------ TEXTE À LIRE

Dans la nuit du 26 décembre 2018, un incendie a entièrement détruit la maison de Robert Lalonde. Sa conjointe et lui se sont retrouvés, comme au premier jour, seuls et nus dans la nuit. L’illustration qui apparaît en couverture de son dernier carnet évoque éloquemment la fureur des flammes dévastatrices.
Au-delà de la destruction, du sentiment immense de perte éprouvé à la suite de cet incident tragique, il faut surtout retenir la volonté et le courage de (se) reconstruire, ce que traduit le titre, La reconstruction du paradis1. Et, telle une promesse, l’aurore boréale qui nimbe le ciel.
Le lecteur est d’emblée frappé par le caractère syncopé des premières phrases, Lalonde cherchant à reprendre appui sur les mots pour émerger de sa torpeur, comme le nageur qui remonte à la surface après une immersion prolongée. L’appel d’air se fait sentir, entendre. Le sauvé des flammes, comme il se qualifiera plus loin en ces pages, a miraculeusement échappé au gouffre qui s’ouvrait sous ses pieds. Le ciel, hier menaçant, s’éclaircit à nouveau. Au fracas des vitres qui explosent sous la chaleur intense du brasier succède le chant des oiseaux d’un nouveau territoire. Dans l’entreprise de reconstruction qui s’amorce, deux figures accompagnent et soutiennent l’écrivain. En premier lieu, sa conjointe qui, comme lui, a échappé aux flammes et doit également tourner la page sur un éden disparu ; puis, un complice de toujours, Walt Whitman, qui lui souffle à l’oreille : « There are millions of suns left… À venir encore, des millions de soleils… ».

------------

# CONSIGNE 1
Recopiez tel quel, dans les enregistrements, tout ce qui va de leur toute première ligne jusqu'à la ligne contenant « cell-variance: 0.01: [341, 230, 373, 250] », ces deux lignes comprises.

------ ENREGISTREMENTS PRÉSENTÉS

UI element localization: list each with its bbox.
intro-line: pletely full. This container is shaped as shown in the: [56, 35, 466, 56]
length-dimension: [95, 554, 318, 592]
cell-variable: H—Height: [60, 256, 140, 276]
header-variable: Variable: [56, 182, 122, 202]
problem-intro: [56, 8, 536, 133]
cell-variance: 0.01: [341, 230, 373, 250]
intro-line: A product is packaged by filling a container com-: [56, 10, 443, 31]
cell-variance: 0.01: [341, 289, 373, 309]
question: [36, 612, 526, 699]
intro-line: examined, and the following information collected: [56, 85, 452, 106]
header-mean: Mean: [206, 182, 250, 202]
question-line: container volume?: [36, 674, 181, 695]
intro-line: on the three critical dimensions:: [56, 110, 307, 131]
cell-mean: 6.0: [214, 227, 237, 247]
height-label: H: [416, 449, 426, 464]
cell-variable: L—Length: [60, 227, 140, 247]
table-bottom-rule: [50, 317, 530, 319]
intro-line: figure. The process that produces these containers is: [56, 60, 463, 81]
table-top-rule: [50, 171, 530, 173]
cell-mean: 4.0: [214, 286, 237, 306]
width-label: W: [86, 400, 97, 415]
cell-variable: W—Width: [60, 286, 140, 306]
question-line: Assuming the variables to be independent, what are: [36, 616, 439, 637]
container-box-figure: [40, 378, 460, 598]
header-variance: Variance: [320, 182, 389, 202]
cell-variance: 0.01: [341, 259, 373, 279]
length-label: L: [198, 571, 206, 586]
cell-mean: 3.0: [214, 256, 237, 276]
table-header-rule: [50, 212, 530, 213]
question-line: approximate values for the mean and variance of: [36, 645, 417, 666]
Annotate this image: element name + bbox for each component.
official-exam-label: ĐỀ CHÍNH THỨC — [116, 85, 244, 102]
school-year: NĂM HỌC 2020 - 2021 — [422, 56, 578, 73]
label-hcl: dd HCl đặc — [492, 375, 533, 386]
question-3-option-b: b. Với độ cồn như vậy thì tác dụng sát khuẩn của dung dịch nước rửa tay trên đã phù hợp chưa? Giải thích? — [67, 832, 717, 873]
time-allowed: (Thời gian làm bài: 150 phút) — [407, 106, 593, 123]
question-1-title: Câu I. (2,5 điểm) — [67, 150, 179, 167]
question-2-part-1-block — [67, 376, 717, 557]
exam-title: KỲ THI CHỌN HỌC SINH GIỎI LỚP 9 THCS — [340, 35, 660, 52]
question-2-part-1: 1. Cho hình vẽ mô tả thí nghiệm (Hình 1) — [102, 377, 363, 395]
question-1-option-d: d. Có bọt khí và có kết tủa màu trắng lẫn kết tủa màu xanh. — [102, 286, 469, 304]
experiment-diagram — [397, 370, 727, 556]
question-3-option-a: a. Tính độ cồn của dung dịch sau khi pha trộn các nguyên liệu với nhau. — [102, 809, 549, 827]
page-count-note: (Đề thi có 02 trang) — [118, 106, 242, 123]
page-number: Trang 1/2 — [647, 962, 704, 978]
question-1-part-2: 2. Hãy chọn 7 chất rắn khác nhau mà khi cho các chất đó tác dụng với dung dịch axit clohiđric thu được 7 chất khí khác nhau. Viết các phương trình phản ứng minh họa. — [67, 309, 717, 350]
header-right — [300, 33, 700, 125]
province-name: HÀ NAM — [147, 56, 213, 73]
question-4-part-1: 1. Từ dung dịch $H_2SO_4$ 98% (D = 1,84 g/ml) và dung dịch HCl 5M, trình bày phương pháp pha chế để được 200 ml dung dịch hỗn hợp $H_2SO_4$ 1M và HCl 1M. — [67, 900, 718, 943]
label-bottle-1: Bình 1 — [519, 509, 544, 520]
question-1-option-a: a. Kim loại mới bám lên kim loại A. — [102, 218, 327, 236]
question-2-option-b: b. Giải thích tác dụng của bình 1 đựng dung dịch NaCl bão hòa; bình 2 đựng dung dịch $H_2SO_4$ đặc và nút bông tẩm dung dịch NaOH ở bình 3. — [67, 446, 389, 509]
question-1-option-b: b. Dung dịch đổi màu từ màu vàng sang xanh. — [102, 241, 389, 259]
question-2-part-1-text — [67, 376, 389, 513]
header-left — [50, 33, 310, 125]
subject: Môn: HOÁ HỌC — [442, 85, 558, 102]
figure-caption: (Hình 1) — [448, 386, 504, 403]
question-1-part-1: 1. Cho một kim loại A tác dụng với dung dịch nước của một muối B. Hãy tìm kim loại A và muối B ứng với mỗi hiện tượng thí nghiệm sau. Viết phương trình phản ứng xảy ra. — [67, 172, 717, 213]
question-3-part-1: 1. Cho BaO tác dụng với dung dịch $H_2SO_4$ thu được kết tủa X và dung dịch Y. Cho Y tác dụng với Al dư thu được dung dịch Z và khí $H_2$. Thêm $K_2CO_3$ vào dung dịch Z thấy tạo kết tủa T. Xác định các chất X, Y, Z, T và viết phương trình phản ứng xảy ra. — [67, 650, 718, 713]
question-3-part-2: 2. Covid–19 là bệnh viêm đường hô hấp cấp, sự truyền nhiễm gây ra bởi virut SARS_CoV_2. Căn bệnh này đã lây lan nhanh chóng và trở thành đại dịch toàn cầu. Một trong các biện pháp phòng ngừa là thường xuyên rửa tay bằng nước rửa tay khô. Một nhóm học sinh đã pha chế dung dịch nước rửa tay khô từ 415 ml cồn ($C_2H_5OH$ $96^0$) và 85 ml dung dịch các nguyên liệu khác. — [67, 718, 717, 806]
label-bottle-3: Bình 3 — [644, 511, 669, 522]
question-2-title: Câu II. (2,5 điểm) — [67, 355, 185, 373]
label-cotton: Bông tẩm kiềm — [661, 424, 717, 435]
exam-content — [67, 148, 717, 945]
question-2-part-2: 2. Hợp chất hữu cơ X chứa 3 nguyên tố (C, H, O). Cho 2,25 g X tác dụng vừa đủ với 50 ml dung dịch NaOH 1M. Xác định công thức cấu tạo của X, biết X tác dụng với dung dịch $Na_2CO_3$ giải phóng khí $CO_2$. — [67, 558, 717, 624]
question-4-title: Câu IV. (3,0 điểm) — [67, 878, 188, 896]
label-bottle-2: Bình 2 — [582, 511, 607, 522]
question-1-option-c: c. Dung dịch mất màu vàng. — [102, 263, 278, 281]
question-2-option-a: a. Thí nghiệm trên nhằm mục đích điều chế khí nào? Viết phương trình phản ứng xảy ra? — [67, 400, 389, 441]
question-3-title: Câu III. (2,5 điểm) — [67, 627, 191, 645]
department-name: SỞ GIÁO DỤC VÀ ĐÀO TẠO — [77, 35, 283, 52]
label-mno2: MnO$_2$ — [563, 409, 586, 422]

------------

# CONSIGNE 2
Relevez mot pour mot, dans le texte sur Robert Lalonde, tout le passage allant de « Dans la nuit du » jusqu'à « nimbe le ciel. » inclus.

# RÉPONSE COMPLÈTE 1
UI element localization: list each with its bbox.
intro-line: pletely full. This container is shaped as shown in the: [56, 35, 466, 56]
length-dimension: [95, 554, 318, 592]
cell-variable: H—Height: [60, 256, 140, 276]
header-variable: Variable: [56, 182, 122, 202]
problem-intro: [56, 8, 536, 133]
cell-variance: 0.01: [341, 230, 373, 250]

# RÉPONSE COMPLÈTE 2
Dans la nuit du 26 décembre 2018, un incendie a entièrement détruit la maison de Robert Lalonde. Sa conjointe et lui se sont retrouvés, comme au premier jour, seuls et nus dans la nuit. L’illustration qui apparaît en couverture de son dernier carnet évoque éloquemment la fureur des flammes dévastatrices.
Au-delà de la destruction, du sentiment immense de perte éprouvé à la suite de cet incident tragique, il faut surtout retenir la volonté et le courage de (se) reconstruire, ce que traduit le titre, La reconstruction du paradis1. Et, telle une promesse, l’aurore boréale qui nimbe le ciel.